### Assignment
Although the records contain pictures, only their text should be repeated, exactly as it stands.

┄┄┄┄┄┄┄┄┄┄┄┄┄┄┄┄┄┄┄┄

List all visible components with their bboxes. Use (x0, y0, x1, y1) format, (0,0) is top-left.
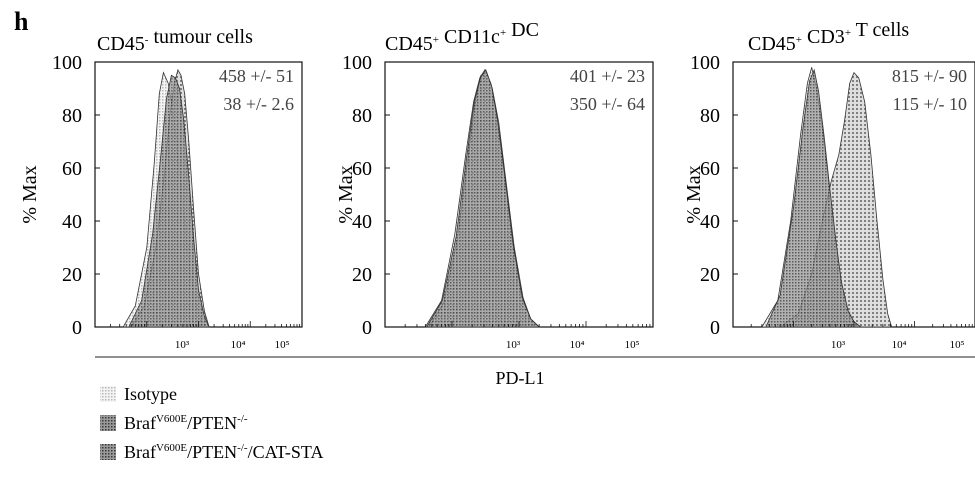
legend-label: BrafV600E/PTEN-/-/CAT-STA (124, 442, 323, 462)
legend-label: Isotype (124, 384, 177, 404)
shared-x-axis-label: PD-L1 (496, 368, 545, 388)
y-axis-label: % Max (335, 165, 357, 223)
stat-annotation: 115 +/- 10 (893, 94, 967, 114)
x-tick-label: 10⁴ (231, 339, 246, 351)
legend-swatch (100, 415, 116, 431)
y-axis-label: % Max (683, 165, 705, 223)
stat-annotation: 350 +/- 64 (570, 94, 645, 114)
panel-letter: h (14, 7, 29, 36)
x-tick-label: 10⁴ (570, 339, 585, 351)
y-tick-label: 80 (352, 105, 372, 127)
stat-annotation: 458 +/- 51 (219, 66, 294, 86)
panel-title: CD45+ CD3+ T cells (748, 19, 909, 55)
y-tick-label: 60 (352, 158, 372, 180)
legend-swatch (100, 444, 116, 460)
x-tick-label: 10³ (831, 339, 846, 351)
y-tick-label: 60 (62, 158, 82, 180)
histogram-panel-tcells: CD45+ CD3+ T cells 0 20 40 60 80 100 10³ 10⁴ 10⁵%… (683, 19, 975, 351)
y-axis-label: % Max (19, 165, 41, 223)
x-tick-label: 10⁵ (950, 339, 965, 351)
y-tick-label: 0 (710, 317, 720, 339)
y-tick-label: 20 (62, 264, 82, 286)
panel-title: CD45+ CD11c+ DC (385, 19, 539, 55)
y-tick-label: 80 (62, 105, 82, 127)
y-tick-label: 0 (362, 317, 372, 339)
histogram-panel-tumour: CD45- tumour cells 0 20 40 60 80 100 10³ 10⁴ 10⁵%… (19, 26, 303, 351)
stat-annotation: 401 +/- 23 (570, 66, 645, 86)
x-tick-label: 10³ (175, 339, 190, 351)
y-tick-label: 80 (700, 105, 720, 127)
legend: Isotype BrafV600E/PTEN-/- BrafV600E/PTEN-/… (100, 384, 323, 462)
y-tick-label: 40 (62, 211, 82, 233)
stat-annotation: 815 +/- 90 (892, 66, 967, 86)
y-tick-label: 40 (700, 211, 720, 233)
y-tick-label: 100 (342, 52, 372, 74)
histogram-panel-dc: CD45+ CD11c+ DC 0 20 40 60 80 100 10³ 10⁴ 10⁵ % Ma… (335, 19, 654, 351)
y-tick-label: 100 (690, 52, 720, 74)
x-tick-label: 10⁴ (892, 339, 907, 351)
histogram-series-2 (128, 74, 210, 328)
y-tick-label: 60 (700, 158, 720, 180)
stat-annotation: 38 +/- 2.6 (223, 94, 294, 114)
histogram-series-2 (765, 68, 863, 328)
legend-swatch (100, 386, 116, 402)
y-tick-label: 20 (352, 264, 372, 286)
x-tick-label: 10³ (506, 339, 521, 351)
panel-title: CD45- tumour cells (97, 26, 253, 55)
x-tick-label: 10⁵ (625, 339, 640, 351)
y-tick-label: 0 (72, 317, 82, 339)
x-tick-label: 10⁵ (275, 339, 290, 351)
y-tick-label: 20 (700, 264, 720, 286)
y-tick-label: 100 (52, 52, 82, 74)
histogram-series-2 (426, 69, 541, 328)
y-tick-label: 40 (352, 211, 372, 233)
legend-label: BrafV600E/PTEN-/- (124, 413, 248, 433)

┄┄┄┄┄┄┄┄┄┄┄┄┄┄┄┄┄┄┄┄

### Response to this exercise
List all visible components with their bboxes. Use (x0, y0, x1, y1) format, (0,0) is top-left.
legend-label: BrafV600E/PTEN-/-/CAT-STA (124, 442, 323, 462)
legend-label: Isotype (124, 384, 177, 404)
shared-x-axis-label: PD-L1 (496, 368, 545, 388)
y-axis-label: % Max (335, 165, 357, 223)
stat-annotation: 115 +/- 10 (893, 94, 967, 114)
x-tick-label: 10⁴ (231, 339, 246, 351)
legend-swatch (100, 415, 116, 431)
y-axis-label: % Max (683, 165, 705, 223)
stat-annotation: 350 +/- 64 (570, 94, 645, 114)
panel-letter: h (14, 7, 29, 36)
x-tick-label: 10⁴ (570, 339, 585, 351)
y-tick-label: 80 (352, 105, 372, 127)
stat-annotation: 458 +/- 51 (219, 66, 294, 86)
panel-title: CD45+ CD3+ T cells (748, 19, 909, 55)
y-tick-label: 60 (352, 158, 372, 180)
legend-swatch (100, 444, 116, 460)
x-tick-label: 10³ (831, 339, 846, 351)
y-tick-label: 60 (62, 158, 82, 180)
histogram-panel-tcells: CD45+ CD3+ T cells 0 20 40 60 80 100 10³ 10⁴ 10⁵%… (683, 19, 975, 351)
y-axis-label: % Max (19, 165, 41, 223)
x-tick-label: 10⁵ (950, 339, 965, 351)
y-tick-label: 0 (710, 317, 720, 339)
y-tick-label: 20 (62, 264, 82, 286)
panel-title: CD45+ CD11c+ DC (385, 19, 539, 55)
y-tick-label: 80 (62, 105, 82, 127)
y-tick-label: 0 (362, 317, 372, 339)
histogram-panel-tumour: CD45- tumour cells 0 20 40 60 80 100 10³ 10⁴ 10⁵%… (19, 26, 303, 351)
stat-annotation: 401 +/- 23 (570, 66, 645, 86)
x-tick-label: 10³ (175, 339, 190, 351)
y-tick-label: 80 (700, 105, 720, 127)
legend: Isotype BrafV600E/PTEN-/- BrafV600E/PTEN-/… (100, 384, 323, 462)
y-tick-label: 40 (62, 211, 82, 233)
stat-annotation: 815 +/- 90 (892, 66, 967, 86)
y-tick-label: 40 (700, 211, 720, 233)
y-tick-label: 100 (342, 52, 372, 74)
histogram-panel-dc: CD45+ CD11c+ DC 0 20 40 60 80 100 10³ 10⁴ 10⁵ % Ma… (335, 19, 654, 351)
y-tick-label: 100 (690, 52, 720, 74)
x-tick-label: 10⁴ (892, 339, 907, 351)
histogram-series-2 (128, 74, 210, 328)
y-tick-label: 60 (700, 158, 720, 180)
stat-annotation: 38 +/- 2.6 (223, 94, 294, 114)
histogram-series-2 (765, 68, 863, 328)
legend-swatch (100, 386, 116, 402)
y-tick-label: 20 (352, 264, 372, 286)
x-tick-label: 10³ (506, 339, 521, 351)
panel-title: CD45- tumour cells (97, 26, 253, 55)
x-tick-label: 10⁵ (625, 339, 640, 351)
y-tick-label: 0 (72, 317, 82, 339)
x-tick-label: 10⁵ (275, 339, 290, 351)
y-tick-label: 20 (700, 264, 720, 286)
y-tick-label: 100 (52, 52, 82, 74)
histogram-series-2 (426, 69, 541, 328)
y-tick-label: 40 (352, 211, 372, 233)
legend-label: BrafV600E/PTEN-/- (124, 413, 248, 433)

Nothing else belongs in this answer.